Problem statement >> Below are entries; copy exactly, and only, the lines from the one containing "Convert this document image to plain text." through their final line, leaving out pictures.

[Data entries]
......

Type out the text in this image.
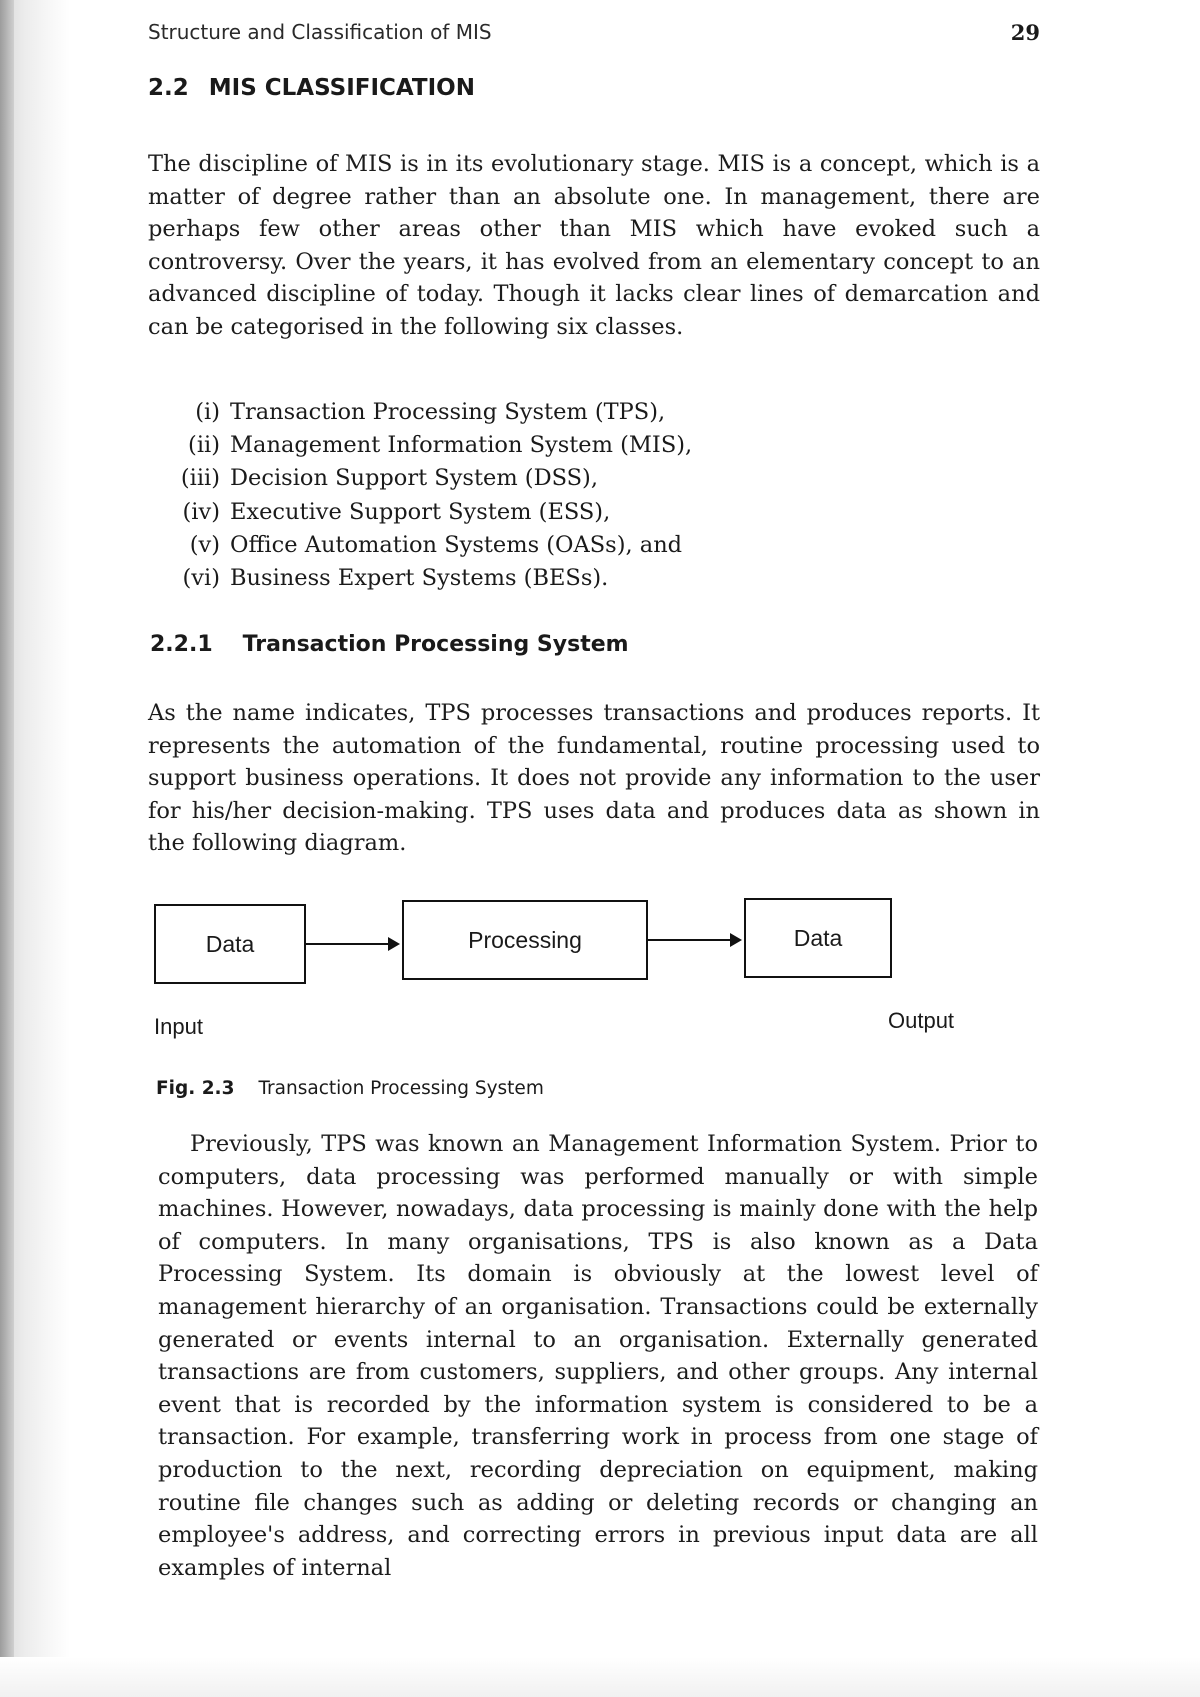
Structure and Classification of MIS	29
2.2 MIS CLASSIFICATION

The discipline of MIS is in its evolutionary stage. MIS is a concept, which is a matter of degree rather than an absolute one. In management, there are perhaps few other areas other than MIS which have evoked such a controversy. Over the years, it has evolved from an elementary concept to an advanced discipline of today. Though it lacks clear lines of demarcation and can be categorised in the following six classes.

(i) Transaction Processing System (TPS),
(ii) Management Information System (MIS),
(iii) Decision Support System (DSS),
(iv) Executive Support System (ESS),
(v) Office Automation Systems (OASs), and
(vi) Business Expert Systems (BESs).
2.2.1 Transaction Processing System

As the name indicates, TPS processes transactions and produces reports. It represents the automation of the fundamental, routine processing used to support business operations. It does not provide any information to the user for his/her decision-making. TPS uses data and produces data as shown in the following diagram.

Data	Processing	Data
Input	Output
Fig. 2.3 Transaction Processing System

Previously, TPS was known an Management Information System. Prior to computers, data processing was performed manually or with simple machines. However, nowadays, data processing is mainly done with the help of computers. In many organisations, TPS is also known as a Data Processing System. Its domain is obviously at the lowest level of management hierarchy of an organisation. Transactions could be externally generated or events internal to an organisation. Externally generated transactions are from customers, suppliers, and other groups. Any internal event that is recorded by the information system is considered to be a transaction. For example, transferring work in process from one stage of production to the next, recording depreciation on equipment, making routine file changes such as adding or deleting records or changing an employee's address, and correcting errors in previous input data are all examples of internal
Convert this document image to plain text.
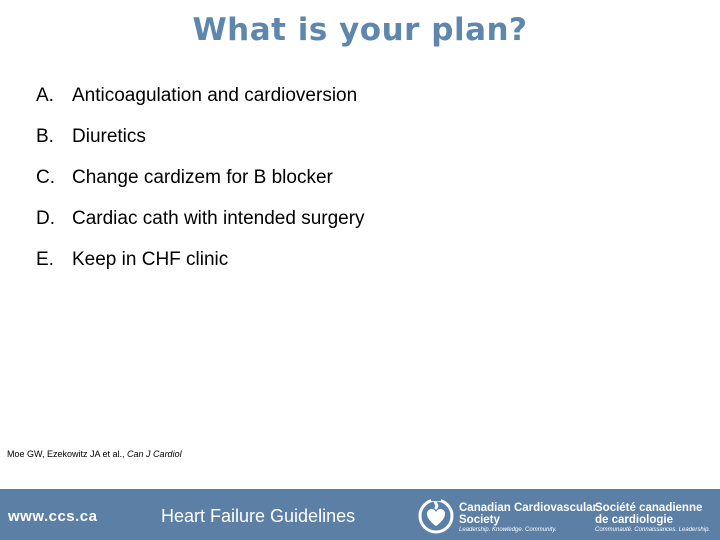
What is your plan?
A. Anticoagulation and cardioversion
B. Diuretics
C. Change cardizem for B blocker
D. Cardiac cath with intended surgery
E. Keep in CHF clinic
Moe GW, Ezekowitz JA et al., Can J Cardiol
www.ccs.ca	Heart Failure Guidelines	Canadian Cardiovascular
Society
Leadership. Knowledge. Community.
Société canadienne
de cardiologie
Communauté. Connaissances. Leadership.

......

Full output >>
Convert this document image to plain text.
What is your plan?
A. Anticoagulation and cardioversion
B. Diuretics
C. Change cardizem for B blocker
D. Cardiac cath with intended surgery
E. Keep in CHF clinic
Moe GW, Ezekowitz JA et al., Can J Cardiol
www.ccs.ca	Heart Failure Guidelines	Canadian Cardiovascular
Society
Leadership. Knowledge. Community.
Société canadienne
de cardiologie
Communauté. Connaissances. Leadership.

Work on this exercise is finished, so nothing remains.